# [TASK]
Rewrite the material below with every "Remove formatting" changed to "Clear formatting" and everything else left the same.
• • • • •
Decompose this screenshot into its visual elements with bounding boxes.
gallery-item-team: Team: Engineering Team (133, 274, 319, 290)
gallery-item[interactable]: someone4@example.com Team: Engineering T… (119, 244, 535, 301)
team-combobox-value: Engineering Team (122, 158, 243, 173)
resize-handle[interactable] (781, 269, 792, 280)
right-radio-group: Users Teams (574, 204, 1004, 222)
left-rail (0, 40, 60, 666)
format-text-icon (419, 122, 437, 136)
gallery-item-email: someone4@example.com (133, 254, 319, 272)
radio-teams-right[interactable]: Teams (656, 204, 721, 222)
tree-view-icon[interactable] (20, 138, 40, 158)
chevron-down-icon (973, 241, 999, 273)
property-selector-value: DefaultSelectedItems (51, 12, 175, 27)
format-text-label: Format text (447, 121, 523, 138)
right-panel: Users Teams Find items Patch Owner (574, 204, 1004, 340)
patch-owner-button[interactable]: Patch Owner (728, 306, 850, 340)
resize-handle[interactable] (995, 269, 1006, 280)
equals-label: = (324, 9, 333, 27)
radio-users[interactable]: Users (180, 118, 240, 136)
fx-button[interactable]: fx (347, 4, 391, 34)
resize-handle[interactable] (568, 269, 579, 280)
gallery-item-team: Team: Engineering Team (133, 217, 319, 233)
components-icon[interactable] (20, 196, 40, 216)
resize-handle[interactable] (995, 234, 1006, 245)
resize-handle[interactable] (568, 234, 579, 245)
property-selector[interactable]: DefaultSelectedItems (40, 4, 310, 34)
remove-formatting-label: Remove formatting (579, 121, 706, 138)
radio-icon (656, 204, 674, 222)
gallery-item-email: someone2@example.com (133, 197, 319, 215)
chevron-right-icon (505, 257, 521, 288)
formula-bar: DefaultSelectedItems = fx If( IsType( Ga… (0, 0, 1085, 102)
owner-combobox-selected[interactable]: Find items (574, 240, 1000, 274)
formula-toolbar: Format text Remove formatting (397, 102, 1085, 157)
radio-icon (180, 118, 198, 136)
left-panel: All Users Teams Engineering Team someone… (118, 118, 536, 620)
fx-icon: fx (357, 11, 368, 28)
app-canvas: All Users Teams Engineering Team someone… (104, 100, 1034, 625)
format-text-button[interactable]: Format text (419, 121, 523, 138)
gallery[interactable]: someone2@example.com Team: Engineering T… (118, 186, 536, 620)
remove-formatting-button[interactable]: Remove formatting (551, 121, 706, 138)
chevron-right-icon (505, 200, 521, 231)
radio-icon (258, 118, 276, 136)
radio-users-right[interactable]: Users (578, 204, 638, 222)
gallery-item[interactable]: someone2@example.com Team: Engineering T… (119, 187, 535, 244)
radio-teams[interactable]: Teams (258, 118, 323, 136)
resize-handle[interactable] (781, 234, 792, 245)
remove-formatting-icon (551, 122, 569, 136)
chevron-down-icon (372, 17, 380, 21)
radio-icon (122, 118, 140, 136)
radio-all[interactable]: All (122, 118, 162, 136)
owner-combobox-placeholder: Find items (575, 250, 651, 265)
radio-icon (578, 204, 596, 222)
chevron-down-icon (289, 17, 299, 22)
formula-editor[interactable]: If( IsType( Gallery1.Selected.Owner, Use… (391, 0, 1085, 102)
• • • • •
# [COMPLETE ANSWER]
Decompose this screenshot into its visual elements with bounding boxes.
gallery-item-team: Team: Engineering Team (133, 274, 319, 290)
gallery-item[interactable]: someone4@example.com Team: Engineering T… (119, 244, 535, 301)
team-combobox-value: Engineering Team (122, 158, 243, 173)
resize-handle[interactable] (781, 269, 792, 280)
right-radio-group: Users Teams (574, 204, 1004, 222)
left-rail (0, 40, 60, 666)
format-text-icon (419, 122, 437, 136)
gallery-item-email: someone4@example.com (133, 254, 319, 272)
radio-teams-right[interactable]: Teams (656, 204, 721, 222)
tree-view-icon[interactable] (20, 138, 40, 158)
chevron-down-icon (973, 241, 999, 273)
property-selector-value: DefaultSelectedItems (51, 12, 175, 27)
format-text-label: Format text (447, 121, 523, 138)
right-panel: Users Teams Find items Patch Owner (574, 204, 1004, 340)
patch-owner-button[interactable]: Patch Owner (728, 306, 850, 340)
resize-handle[interactable] (995, 269, 1006, 280)
equals-label: = (324, 9, 333, 27)
radio-users[interactable]: Users (180, 118, 240, 136)
fx-button[interactable]: fx (347, 4, 391, 34)
resize-handle[interactable] (568, 269, 579, 280)
gallery-item-team: Team: Engineering Team (133, 217, 319, 233)
components-icon[interactable] (20, 196, 40, 216)
resize-handle[interactable] (995, 234, 1006, 245)
resize-handle[interactable] (568, 234, 579, 245)
property-selector[interactable]: DefaultSelectedItems (40, 4, 310, 34)
remove-formatting-label: Clear formatting (579, 121, 706, 138)
radio-icon (656, 204, 674, 222)
gallery-item-email: someone2@example.com (133, 197, 319, 215)
chevron-right-icon (505, 257, 521, 288)
formula-bar: DefaultSelectedItems = fx If( IsType( Ga… (0, 0, 1085, 102)
owner-combobox-selected[interactable]: Find items (574, 240, 1000, 274)
formula-toolbar: Format text Clear formatting (397, 102, 1085, 157)
radio-icon (180, 118, 198, 136)
left-panel: All Users Teams Engineering Team someone… (118, 118, 536, 620)
fx-icon: fx (357, 11, 368, 28)
app-canvas: All Users Teams Engineering Team someone… (104, 100, 1034, 625)
format-text-button[interactable]: Format text (419, 121, 523, 138)
gallery[interactable]: someone2@example.com Team: Engineering T… (118, 186, 536, 620)
remove-formatting-button[interactable]: Clear formatting (551, 121, 706, 138)
chevron-right-icon (505, 200, 521, 231)
radio-icon (258, 118, 276, 136)
radio-users-right[interactable]: Users (578, 204, 638, 222)
gallery-item[interactable]: someone2@example.com Team: Engineering T… (119, 187, 535, 244)
radio-teams[interactable]: Teams (258, 118, 323, 136)
resize-handle[interactable] (781, 234, 792, 245)
remove-formatting-icon (551, 122, 569, 136)
chevron-down-icon (372, 17, 380, 21)
radio-icon (122, 118, 140, 136)
radio-all[interactable]: All (122, 118, 162, 136)
owner-combobox-placeholder: Find items (575, 250, 651, 265)
radio-icon (578, 204, 596, 222)
chevron-down-icon (289, 17, 299, 22)
formula-editor[interactable]: If( IsType( Gallery1.Selected.Owner, Use… (391, 0, 1085, 102)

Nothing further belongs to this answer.